— START OF Data shown —

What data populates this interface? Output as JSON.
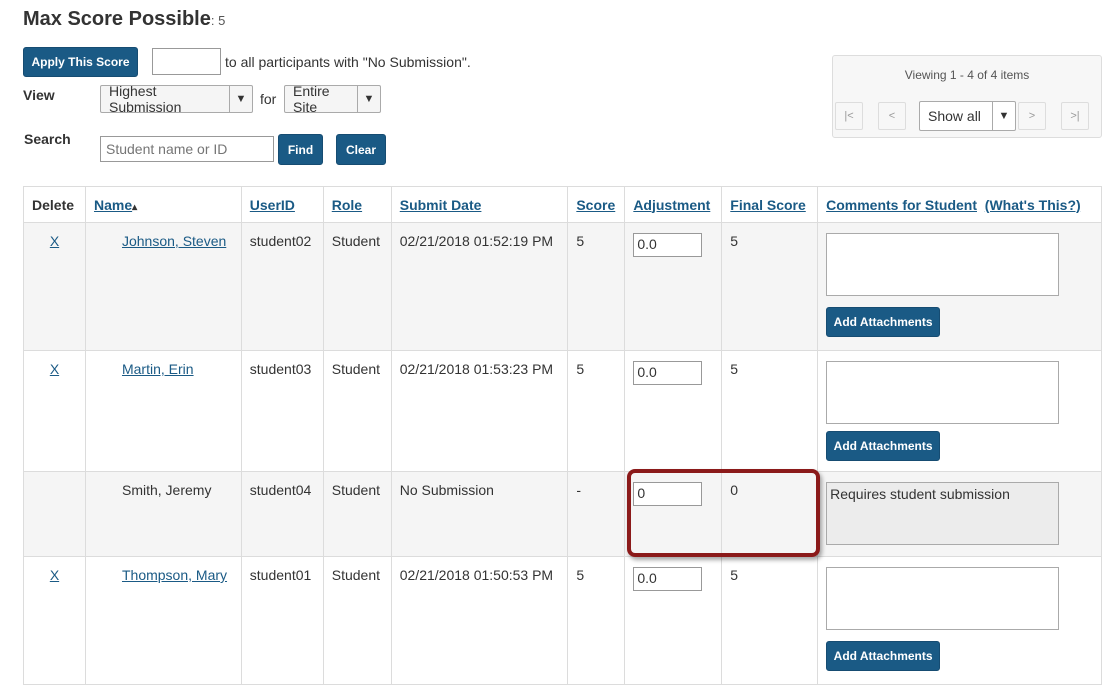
{
  "header": {
    "title": "Max Score Possible",
    "suffix": ": 5"
  },
  "apply": {
    "button": "Apply This Score",
    "input_value": "",
    "text": "to all participants with \"No Submission\"."
  },
  "view": {
    "label": "View",
    "submission_option": "Highest Submission",
    "for_text": "for",
    "site_option": "Entire Site"
  },
  "search": {
    "label": "Search",
    "placeholder": "Student name or ID",
    "find": "Find",
    "clear": "Clear"
  },
  "pager": {
    "status": "Viewing 1 - 4 of 4 items",
    "first": "|<",
    "prev": "<",
    "show": "Show all",
    "next": ">",
    "last": ">|"
  },
  "table": {
    "headers": {
      "delete": "Delete",
      "name": "Name",
      "sort_indicator": "▴",
      "userid": "UserID",
      "role": "Role",
      "submit_date": "Submit Date",
      "score": "Score",
      "adjustment": "Adjustment",
      "final_score": "Final Score",
      "comments": "Comments for Student",
      "whats_this": "(What's This?)"
    },
    "attach_label": "Add Attachments",
    "rows": [
      {
        "delete": "X",
        "name": "Johnson, Steven",
        "userid": "student02",
        "role": "Student",
        "submit_date": "02/21/2018 01:52:19 PM",
        "score": "5",
        "adjustment": "0.0",
        "final": "5",
        "comment": ""
      },
      {
        "delete": "X",
        "name": "Martin, Erin",
        "userid": "student03",
        "role": "Student",
        "submit_date": "02/21/2018 01:53:23 PM",
        "score": "5",
        "adjustment": "0.0",
        "final": "5",
        "comment": ""
      },
      {
        "delete": "",
        "name": "Smith, Jeremy",
        "userid": "student04",
        "role": "Student",
        "submit_date": "No Submission",
        "score": "-",
        "adjustment": "0",
        "final": "0",
        "comment": "Requires student submission"
      },
      {
        "delete": "X",
        "name": "Thompson, Mary",
        "userid": "student01",
        "role": "Student",
        "submit_date": "02/21/2018 01:50:53 PM",
        "score": "5",
        "adjustment": "0.0",
        "final": "5",
        "comment": ""
      }
    ]
  },
  "colors": {
    "primary_button": "#1a5a85",
    "highlight_border": "#8b1a1a",
    "link": "#1a5a85"
  }
}
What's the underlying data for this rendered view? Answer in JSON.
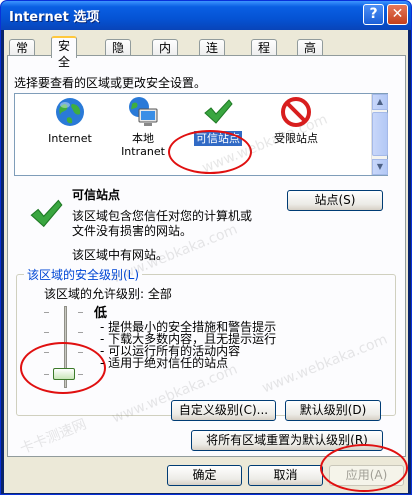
{
  "window": {
    "title": "Internet 选项",
    "help": "?",
    "close": "✕"
  },
  "tabs": [
    {
      "label": "常规"
    },
    {
      "label": "安全"
    },
    {
      "label": "隐私"
    },
    {
      "label": "内容"
    },
    {
      "label": "连接"
    },
    {
      "label": "程序"
    },
    {
      "label": "高级"
    }
  ],
  "security": {
    "instruction": "选择要查看的区域或更改安全设置。",
    "zones": [
      {
        "label": "Internet",
        "icon": "globe-icon"
      },
      {
        "label": "本地\nIntranet",
        "icon": "intranet-icon"
      },
      {
        "label": "可信站点",
        "icon": "checkmark-icon"
      },
      {
        "label": "受限站点",
        "icon": "restricted-icon"
      }
    ],
    "selected_zone": "可信站点",
    "zone_title": "可信站点",
    "zone_desc_1": "该区域包含您信任对您的计算机或",
    "zone_desc_2": "文件没有损害的网站。",
    "zone_sites_note": "该区域中有网站。",
    "sites_button": "站点(S)",
    "level_group_label": "该区域的安全级别(L)",
    "allowed_levels": "该区域的允许级别: 全部",
    "level_name": "低",
    "level_points": [
      "- 提供最小的安全措施和警告提示",
      "- 下载大多数内容，且无提示运行",
      "- 可以运行所有的活动内容",
      "- 适用于绝对信任的站点"
    ],
    "slider_level": "低",
    "custom_level_button": "自定义级别(C)...",
    "default_level_button": "默认级别(D)",
    "reset_all_button": "将所有区域重置为默认级别(R)"
  },
  "footer": {
    "ok": "确定",
    "cancel": "取消",
    "apply": "应用(A)"
  },
  "watermarks": [
    "www.webkaka.com",
    "卡卡测速网"
  ],
  "colors": {
    "titlebar": "#0553d4",
    "selection": "#316ac5",
    "annotation": "#e01010"
  }
}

— END OF Data shown —

What this task involves:
Your copy of the data should match it exactly, except that pictures are left out.

Task solution:
What data populates this interface? Output as JSON.
{
  "header": {
    "title": "Max Score Possible",
    "suffix": ": 5"
  },
  "apply": {
    "button": "Apply This Score",
    "input_value": "",
    "text": "to all participants with \"No Submission\"."
  },
  "view": {
    "label": "View",
    "submission_option": "Highest Submission",
    "for_text": "for",
    "site_option": "Entire Site"
  },
  "search": {
    "label": "Search",
    "placeholder": "Student name or ID",
    "find": "Find",
    "clear": "Clear"
  },
  "pager": {
    "status": "Viewing 1 - 4 of 4 items",
    "first": "|<",
    "prev": "<",
    "show": "Show all",
    "next": ">",
    "last": ">|"
  },
  "table": {
    "headers": {
      "delete": "Delete",
      "name": "Name",
      "sort_indicator": "▴",
      "userid": "UserID",
      "role": "Role",
      "submit_date": "Submit Date",
      "score": "Score",
      "adjustment": "Adjustment",
      "final_score": "Final Score",
      "comments": "Comments for Student",
      "whats_this": "(What's This?)"
    },
    "attach_label": "Add Attachments",
    "rows": [
      {
        "delete": "X",
        "name": "Johnson, Steven",
        "userid": "student02",
        "role": "Student",
        "submit_date": "02/21/2018 01:52:19 PM",
        "score": "5",
        "adjustment": "0.0",
        "final": "5",
        "comment": ""
      },
      {
        "delete": "X",
        "name": "Martin, Erin",
        "userid": "student03",
        "role": "Student",
        "submit_date": "02/21/2018 01:53:23 PM",
        "score": "5",
        "adjustment": "0.0",
        "final": "5",
        "comment": ""
      },
      {
        "delete": "",
        "name": "Smith, Jeremy",
        "userid": "student04",
        "role": "Student",
        "submit_date": "No Submission",
        "score": "-",
        "adjustment": "0",
        "final": "0",
        "comment": "Requires student submission"
      },
      {
        "delete": "X",
        "name": "Thompson, Mary",
        "userid": "student01",
        "role": "Student",
        "submit_date": "02/21/2018 01:50:53 PM",
        "score": "5",
        "adjustment": "0.0",
        "final": "5",
        "comment": ""
      }
    ]
  },
  "colors": {
    "primary_button": "#1a5a85",
    "highlight_border": "#8b1a1a",
    "link": "#1a5a85"
  }
}
What's the underlying data for this rendered view? Answer in JSON.
{
  "window": {
    "title": "Internet 选项",
    "help": "?",
    "close": "✕"
  },
  "tabs": [
    {
      "label": "常规"
    },
    {
      "label": "安全"
    },
    {
      "label": "隐私"
    },
    {
      "label": "内容"
    },
    {
      "label": "连接"
    },
    {
      "label": "程序"
    },
    {
      "label": "高级"
    }
  ],
  "security": {
    "instruction": "选择要查看的区域或更改安全设置。",
    "zones": [
      {
        "label": "Internet",
        "icon": "globe-icon"
      },
      {
        "label": "本地\nIntranet",
        "icon": "intranet-icon"
      },
      {
        "label": "可信站点",
        "icon": "checkmark-icon"
      },
      {
        "label": "受限站点",
        "icon": "restricted-icon"
      }
    ],
    "selected_zone": "可信站点",
    "zone_title": "可信站点",
    "zone_desc_1": "该区域包含您信任对您的计算机或",
    "zone_desc_2": "文件没有损害的网站。",
    "zone_sites_note": "该区域中有网站。",
    "sites_button": "站点(S)",
    "level_group_label": "该区域的安全级别(L)",
    "allowed_levels": "该区域的允许级别: 全部",
    "level_name": "低",
    "level_points": [
      "- 提供最小的安全措施和警告提示",
      "- 下载大多数内容，且无提示运行",
      "- 可以运行所有的活动内容",
      "- 适用于绝对信任的站点"
    ],
    "slider_level": "低",
    "custom_level_button": "自定义级别(C)...",
    "default_level_button": "默认级别(D)",
    "reset_all_button": "将所有区域重置为默认级别(R)"
  },
  "footer": {
    "ok": "确定",
    "cancel": "取消",
    "apply": "应用(A)"
  },
  "watermarks": [
    "www.webkaka.com",
    "卡卡测速网"
  ],
  "colors": {
    "titlebar": "#0553d4",
    "selection": "#316ac5",
    "annotation": "#e01010"
  }
}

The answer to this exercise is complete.